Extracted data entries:

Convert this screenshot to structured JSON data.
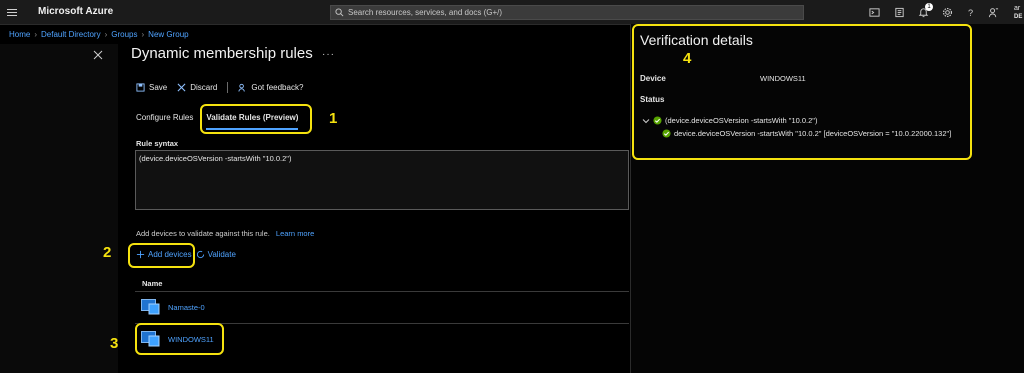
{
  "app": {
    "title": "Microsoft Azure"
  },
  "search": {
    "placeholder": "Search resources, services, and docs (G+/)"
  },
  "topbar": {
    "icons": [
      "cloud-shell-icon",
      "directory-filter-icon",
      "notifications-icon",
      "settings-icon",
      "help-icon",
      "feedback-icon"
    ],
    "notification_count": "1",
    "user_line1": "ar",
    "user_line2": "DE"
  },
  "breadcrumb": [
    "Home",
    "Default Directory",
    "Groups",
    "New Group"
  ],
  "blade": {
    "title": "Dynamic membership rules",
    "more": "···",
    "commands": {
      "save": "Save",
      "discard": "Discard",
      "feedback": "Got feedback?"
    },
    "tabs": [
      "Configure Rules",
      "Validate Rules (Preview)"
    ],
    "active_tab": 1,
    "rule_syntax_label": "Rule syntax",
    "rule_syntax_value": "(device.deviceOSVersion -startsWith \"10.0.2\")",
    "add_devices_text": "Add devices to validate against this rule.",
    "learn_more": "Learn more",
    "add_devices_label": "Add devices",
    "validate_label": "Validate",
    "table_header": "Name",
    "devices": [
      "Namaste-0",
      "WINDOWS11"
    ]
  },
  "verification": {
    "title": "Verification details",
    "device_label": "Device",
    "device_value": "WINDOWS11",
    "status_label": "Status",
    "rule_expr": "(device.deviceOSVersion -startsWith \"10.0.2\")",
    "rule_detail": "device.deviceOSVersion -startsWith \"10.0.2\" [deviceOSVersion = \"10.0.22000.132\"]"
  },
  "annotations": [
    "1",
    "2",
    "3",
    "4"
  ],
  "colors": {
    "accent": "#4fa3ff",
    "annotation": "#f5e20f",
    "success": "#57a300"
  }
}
==
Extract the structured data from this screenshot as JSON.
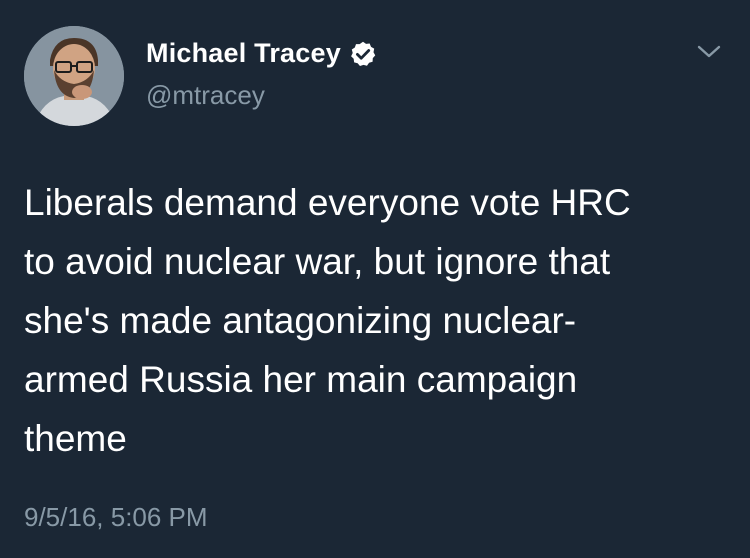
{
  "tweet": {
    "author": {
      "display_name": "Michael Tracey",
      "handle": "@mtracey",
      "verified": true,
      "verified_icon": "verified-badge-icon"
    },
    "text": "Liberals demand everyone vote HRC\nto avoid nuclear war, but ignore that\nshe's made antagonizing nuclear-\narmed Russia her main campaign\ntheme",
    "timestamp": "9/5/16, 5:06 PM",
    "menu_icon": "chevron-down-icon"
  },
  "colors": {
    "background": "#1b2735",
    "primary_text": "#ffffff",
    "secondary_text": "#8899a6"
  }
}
==
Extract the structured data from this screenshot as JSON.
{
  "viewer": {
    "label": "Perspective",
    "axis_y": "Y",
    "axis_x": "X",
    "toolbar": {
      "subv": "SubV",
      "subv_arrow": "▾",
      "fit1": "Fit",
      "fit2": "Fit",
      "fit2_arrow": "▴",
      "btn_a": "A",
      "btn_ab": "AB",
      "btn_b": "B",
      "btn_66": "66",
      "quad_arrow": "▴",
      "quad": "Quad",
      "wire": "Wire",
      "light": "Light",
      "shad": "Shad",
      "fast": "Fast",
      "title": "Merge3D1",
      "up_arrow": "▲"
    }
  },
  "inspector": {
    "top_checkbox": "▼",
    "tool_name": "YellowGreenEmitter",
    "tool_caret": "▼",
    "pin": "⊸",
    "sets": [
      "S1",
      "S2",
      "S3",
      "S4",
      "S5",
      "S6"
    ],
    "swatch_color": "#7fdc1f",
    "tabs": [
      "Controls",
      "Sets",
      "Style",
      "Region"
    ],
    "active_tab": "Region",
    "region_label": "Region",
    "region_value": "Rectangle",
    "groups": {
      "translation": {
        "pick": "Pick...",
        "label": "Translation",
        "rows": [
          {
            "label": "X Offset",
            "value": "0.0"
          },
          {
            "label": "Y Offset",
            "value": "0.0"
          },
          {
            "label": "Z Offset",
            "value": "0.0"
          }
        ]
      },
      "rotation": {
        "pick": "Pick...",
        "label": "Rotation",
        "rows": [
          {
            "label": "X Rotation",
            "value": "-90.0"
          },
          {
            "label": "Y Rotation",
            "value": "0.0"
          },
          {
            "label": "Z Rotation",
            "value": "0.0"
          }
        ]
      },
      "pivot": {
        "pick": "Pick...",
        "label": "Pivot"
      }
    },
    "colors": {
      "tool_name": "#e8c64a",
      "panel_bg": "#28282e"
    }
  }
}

#### [EXERCISE INSTRUCTIONS]
Choose all lines containing the string "title" and copy them out.

#### [TASK RESPONSE]
    "title": "Microsoft Azure"
    "title": "Dynamic membership rules",
    "title": "Verification details",
      "title": "Merge3D1",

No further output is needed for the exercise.